§ **Problem to solve**
Restate the whole of the material. Keep every word, and drop the pictures.

§ **Record extracts**
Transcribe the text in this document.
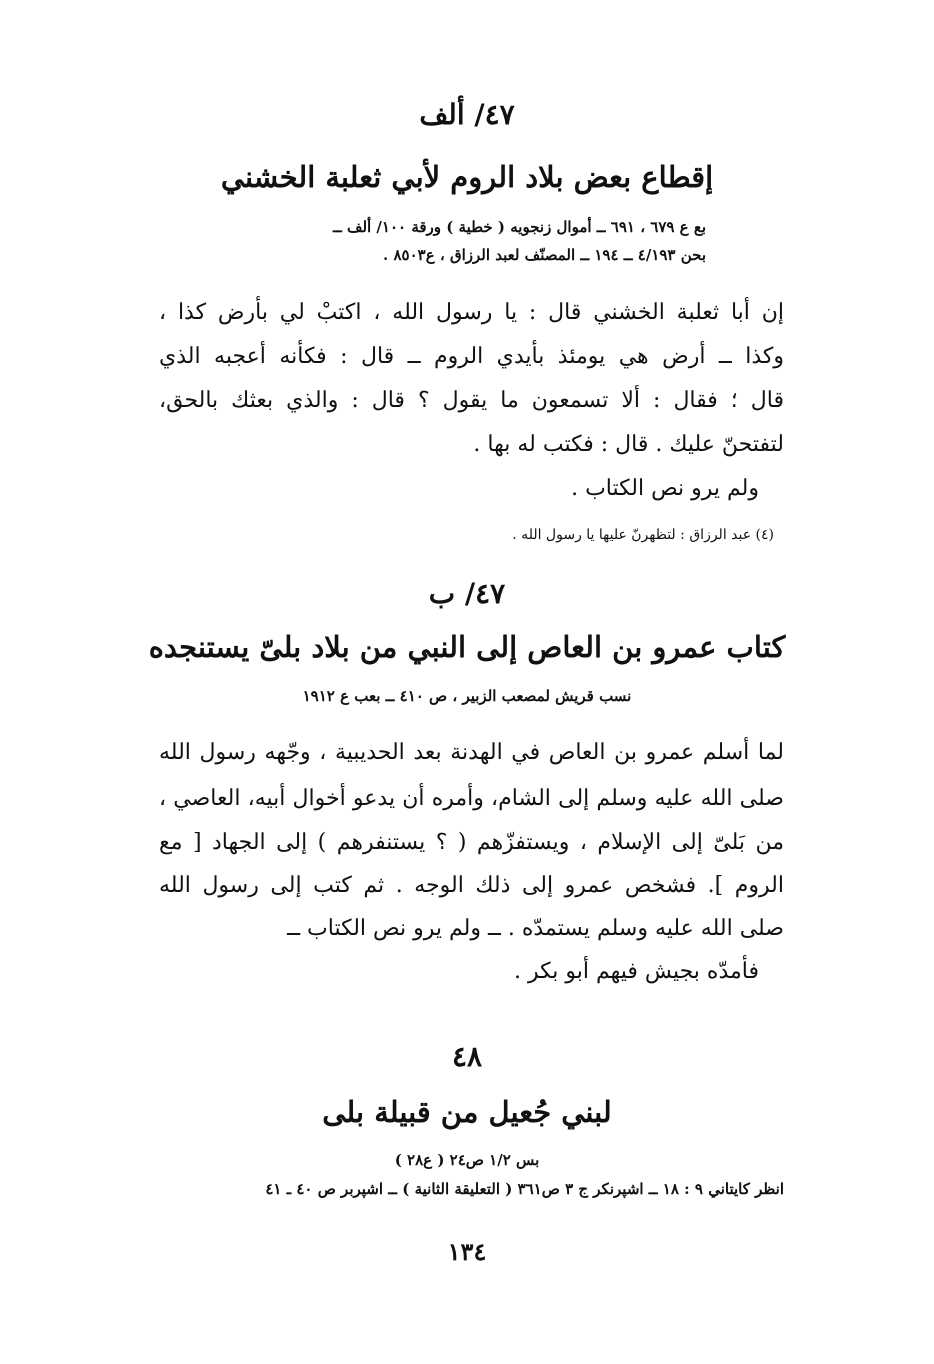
٤٧/ ألف
إقطاع بعض بلاد الروم لأبي ثعلبة الخشني
بع ع ٦٧٩ ، ٦٩١ ــ أموال زنجويه ( خطية ) ورقة ١٠٠/ ألف ــ
بحن ٤/١٩٣ ــ ١٩٤ ــ المصنّف لعبد الرزاق ، ع٨٥٠٣ .
إن أبا ثعلبة الخشني قال : يا رسول الله ، اكتبْ لي بأرض كذا ،
وكذا ــ أرض هي يومئذ بأيدي الروم ــ قال : فكأنه أعجبه الذي
قال ؛ فقال : ألا تسمعون ما يقول ؟ قال : والذي بعثك بالحق،
لتفتحنّ عليك . قال : فكتب له بها .
ولم يرو نص الكتاب .
(٤) عبد الرزاق : لتظهرنّ عليها يا رسول الله .
٤٧/ ب
كتاب عمرو بن العاص إلى النبي من بلاد بلىّ يستنجده
نسب قريش لمصعب الزبير ، ص ٤١٠ ــ بعب ع ١٩١٢
لما أسلم عمرو بن العاص في الهدنة بعد الحديبية ، وجّهه رسول الله
صلى الله عليه وسلم إلى الشام، وأمره أن يدعو أخوال أبيه، العاصي ،
من بَلىّ إلى الإسلام ، ويستفزّهم ( ؟ يستنفرهم ) إلى الجهاد [ مع
الروم ]. فشخص عمرو إلى ذلك الوجه . ثم كتب إلى رسول الله
صلى الله عليه وسلم يستمدّه . ــ ولم يرو نص الكتاب ــ
فأمدّه بجيش فيهم أبو بكر .
٤٨
لبني جُعيل من قبيلة بلى
بس ١/٢ ص٢٤ ( ع٢٨ )
انظر كايتاني ٩ : ١٨ ــ اشپرنكر ج ٣ ص٣٦١ ( التعليقة الثانية ) ــ اشپربر ص ٤٠ ـ ٤١
١٣٤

§ **Final result**
Transcribe the text in this document.
٤٧/ ألف
إقطاع بعض بلاد الروم لأبي ثعلبة الخشني
بع ع ٦٧٩ ، ٦٩١ ــ أموال زنجويه ( خطية ) ورقة ١٠٠/ ألف ــ
بحن ٤/١٩٣ ــ ١٩٤ ــ المصنّف لعبد الرزاق ، ع٨٥٠٣ .
إن أبا ثعلبة الخشني قال : يا رسول الله ، اكتبْ لي بأرض كذا ،
وكذا ــ أرض هي يومئذ بأيدي الروم ــ قال : فكأنه أعجبه الذي
قال ؛ فقال : ألا تسمعون ما يقول ؟ قال : والذي بعثك بالحق،
لتفتحنّ عليك . قال : فكتب له بها .
ولم يرو نص الكتاب .
(٤) عبد الرزاق : لتظهرنّ عليها يا رسول الله .
٤٧/ ب
كتاب عمرو بن العاص إلى النبي من بلاد بلىّ يستنجده
نسب قريش لمصعب الزبير ، ص ٤١٠ ــ بعب ع ١٩١٢
لما أسلم عمرو بن العاص في الهدنة بعد الحديبية ، وجّهه رسول الله
صلى الله عليه وسلم إلى الشام، وأمره أن يدعو أخوال أبيه، العاصي ،
من بَلىّ إلى الإسلام ، ويستفزّهم ( ؟ يستنفرهم ) إلى الجهاد [ مع
الروم ]. فشخص عمرو إلى ذلك الوجه . ثم كتب إلى رسول الله
صلى الله عليه وسلم يستمدّه . ــ ولم يرو نص الكتاب ــ
فأمدّه بجيش فيهم أبو بكر .
٤٨
لبني جُعيل من قبيلة بلى
بس ١/٢ ص٢٤ ( ع٢٨ )
انظر كايتاني ٩ : ١٨ ــ اشپرنكر ج ٣ ص٣٦١ ( التعليقة الثانية ) ــ اشپربر ص ٤٠ ـ ٤١
١٣٤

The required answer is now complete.